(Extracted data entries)
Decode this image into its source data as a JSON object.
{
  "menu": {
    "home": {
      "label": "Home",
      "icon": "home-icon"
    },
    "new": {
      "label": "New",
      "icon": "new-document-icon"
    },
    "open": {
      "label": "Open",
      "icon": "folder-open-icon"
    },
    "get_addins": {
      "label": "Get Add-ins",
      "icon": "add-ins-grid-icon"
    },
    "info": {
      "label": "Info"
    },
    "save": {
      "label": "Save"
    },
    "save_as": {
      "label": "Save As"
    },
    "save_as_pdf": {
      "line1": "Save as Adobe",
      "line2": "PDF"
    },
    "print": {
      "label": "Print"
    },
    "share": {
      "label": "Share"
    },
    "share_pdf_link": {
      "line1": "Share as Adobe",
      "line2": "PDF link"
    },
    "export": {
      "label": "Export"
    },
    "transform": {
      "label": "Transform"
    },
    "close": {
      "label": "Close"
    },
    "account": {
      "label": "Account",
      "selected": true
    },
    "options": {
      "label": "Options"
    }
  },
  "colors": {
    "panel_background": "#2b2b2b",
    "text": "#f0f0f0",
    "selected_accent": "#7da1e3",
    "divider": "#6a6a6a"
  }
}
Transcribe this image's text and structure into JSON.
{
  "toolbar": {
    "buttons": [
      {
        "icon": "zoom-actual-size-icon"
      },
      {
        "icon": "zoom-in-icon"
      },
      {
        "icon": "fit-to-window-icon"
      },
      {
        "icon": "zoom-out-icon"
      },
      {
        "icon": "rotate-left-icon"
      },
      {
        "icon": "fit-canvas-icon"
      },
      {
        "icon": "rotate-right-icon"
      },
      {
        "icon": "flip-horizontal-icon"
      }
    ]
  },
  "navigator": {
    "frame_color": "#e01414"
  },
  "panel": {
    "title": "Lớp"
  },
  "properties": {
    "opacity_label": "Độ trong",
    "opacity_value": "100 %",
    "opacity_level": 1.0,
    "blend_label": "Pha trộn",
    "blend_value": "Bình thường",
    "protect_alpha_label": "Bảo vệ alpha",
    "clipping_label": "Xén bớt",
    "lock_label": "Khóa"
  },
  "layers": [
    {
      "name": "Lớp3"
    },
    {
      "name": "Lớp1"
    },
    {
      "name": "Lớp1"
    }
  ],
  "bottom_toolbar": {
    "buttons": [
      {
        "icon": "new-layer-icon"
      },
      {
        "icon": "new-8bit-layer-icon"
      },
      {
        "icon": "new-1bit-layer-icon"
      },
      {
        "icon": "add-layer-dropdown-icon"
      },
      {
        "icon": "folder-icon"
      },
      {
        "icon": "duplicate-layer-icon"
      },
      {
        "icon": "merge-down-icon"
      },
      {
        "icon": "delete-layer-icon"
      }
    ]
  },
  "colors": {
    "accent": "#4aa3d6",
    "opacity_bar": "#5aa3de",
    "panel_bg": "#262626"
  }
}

GIVEN PROBLEM =>
Quote each line of the listing above exactly.

SOLUTION FOR THIS TASK =>
Decode this image into its source data as a JSON object.
{
  "menu": {
    "home": {
      "label": "Home",
      "icon": "home-icon"
    },
    "new": {
      "label": "New",
      "icon": "new-document-icon"
    },
    "open": {
      "label": "Open",
      "icon": "folder-open-icon"
    },
    "get_addins": {
      "label": "Get Add-ins",
      "icon": "add-ins-grid-icon"
    },
    "info": {
      "label": "Info"
    },
    "save": {
      "label": "Save"
    },
    "save_as": {
      "label": "Save As"
    },
    "save_as_pdf": {
      "line1": "Save as Adobe",
      "line2": "PDF"
    },
    "print": {
      "label": "Print"
    },
    "share": {
      "label": "Share"
    },
    "share_pdf_link": {
      "line1": "Share as Adobe",
      "line2": "PDF link"
    },
    "export": {
      "label": "Export"
    },
    "transform": {
      "label": "Transform"
    },
    "close": {
      "label": "Close"
    },
    "account": {
      "label": "Account",
      "selected": true
    },
    "options": {
      "label": "Options"
    }
  },
  "colors": {
    "panel_background": "#2b2b2b",
    "text": "#f0f0f0",
    "selected_accent": "#7da1e3",
    "divider": "#6a6a6a"
  }
}
Transcribe this image's text and structure into JSON.
{
  "toolbar": {
    "buttons": [
      {
        "icon": "zoom-actual-size-icon"
      },
      {
        "icon": "zoom-in-icon"
      },
      {
        "icon": "fit-to-window-icon"
      },
      {
        "icon": "zoom-out-icon"
      },
      {
        "icon": "rotate-left-icon"
      },
      {
        "icon": "fit-canvas-icon"
      },
      {
        "icon": "rotate-right-icon"
      },
      {
        "icon": "flip-horizontal-icon"
      }
    ]
  },
  "navigator": {
    "frame_color": "#e01414"
  },
  "panel": {
    "title": "Lớp"
  },
  "properties": {
    "opacity_label": "Độ trong",
    "opacity_value": "100 %",
    "opacity_level": 1.0,
    "blend_label": "Pha trộn",
    "blend_value": "Bình thường",
    "protect_alpha_label": "Bảo vệ alpha",
    "clipping_label": "Xén bớt",
    "lock_label": "Khóa"
  },
  "layers": [
    {
      "name": "Lớp3"
    },
    {
      "name": "Lớp1"
    },
    {
      "name": "Lớp1"
    }
  ],
  "bottom_toolbar": {
    "buttons": [
      {
        "icon": "new-layer-icon"
      },
      {
        "icon": "new-8bit-layer-icon"
      },
      {
        "icon": "new-1bit-layer-icon"
      },
      {
        "icon": "add-layer-dropdown-icon"
      },
      {
        "icon": "folder-icon"
      },
      {
        "icon": "duplicate-layer-icon"
      },
      {
        "icon": "merge-down-icon"
      },
      {
        "icon": "delete-layer-icon"
      }
    ]
  },
  "colors": {
    "accent": "#4aa3d6",
    "opacity_bar": "#5aa3de",
    "panel_bg": "#262626"
  }
}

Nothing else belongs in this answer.